Reproduce the listing below exactly. Pictures do not belong in the copy.
[start of RECORDS SUPPLIED]
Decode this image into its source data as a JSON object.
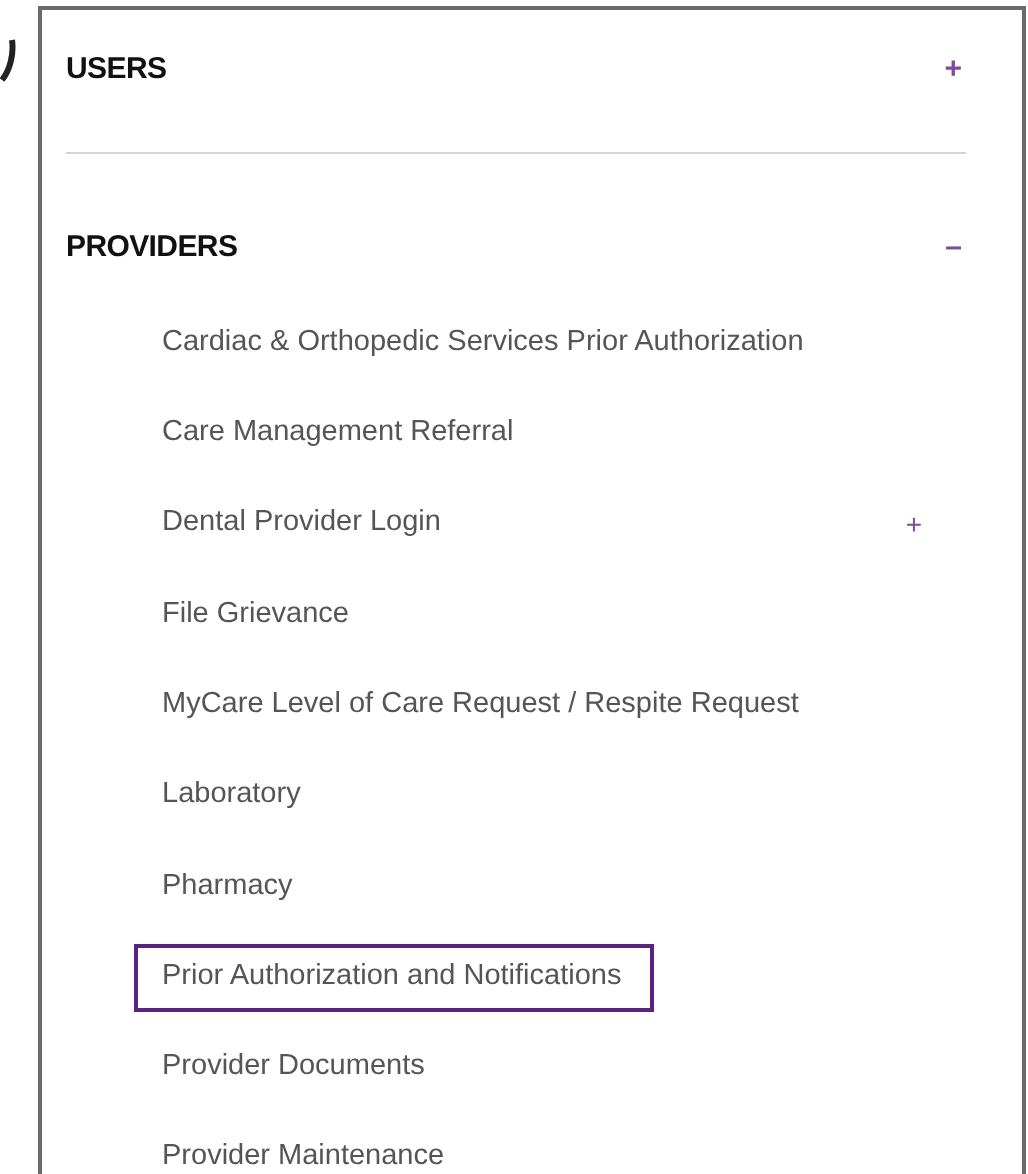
{
  "sections": [
    {
      "title": "USERS",
      "toggle": "+"
    },
    {
      "title": "PROVIDERS",
      "toggle": "–",
      "items": [
        {
          "label": "Cardiac & Orthopedic Services Prior Authorization",
          "selected": false
        },
        {
          "label": "Care Management Referral",
          "selected": false
        },
        {
          "label": "Dental Provider Login",
          "toggle": "+",
          "selected": false
        },
        {
          "label": "File Grievance",
          "selected": false
        },
        {
          "label": "MyCare Level of Care Request / Respite Request",
          "selected": false
        },
        {
          "label": "Laboratory",
          "selected": false
        },
        {
          "label": "Pharmacy",
          "selected": false
        },
        {
          "label": "Prior Authorization and Notifications",
          "selected": true
        },
        {
          "label": "Provider Documents",
          "selected": false
        },
        {
          "label": "Provider Maintenance",
          "selected": false
        }
      ]
    }
  ]
}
[end of RECORDS SUPPLIED]
▸ THE REPLY:
Decode this image into its source data as a JSON object.
{
  "sections": [
    {
      "title": "USERS",
      "toggle": "+"
    },
    {
      "title": "PROVIDERS",
      "toggle": "–",
      "items": [
        {
          "label": "Cardiac & Orthopedic Services Prior Authorization",
          "selected": false
        },
        {
          "label": "Care Management Referral",
          "selected": false
        },
        {
          "label": "Dental Provider Login",
          "toggle": "+",
          "selected": false
        },
        {
          "label": "File Grievance",
          "selected": false
        },
        {
          "label": "MyCare Level of Care Request / Respite Request",
          "selected": false
        },
        {
          "label": "Laboratory",
          "selected": false
        },
        {
          "label": "Pharmacy",
          "selected": false
        },
        {
          "label": "Prior Authorization and Notifications",
          "selected": true
        },
        {
          "label": "Provider Documents",
          "selected": false
        },
        {
          "label": "Provider Maintenance",
          "selected": false
        }
      ]
    }
  ]
}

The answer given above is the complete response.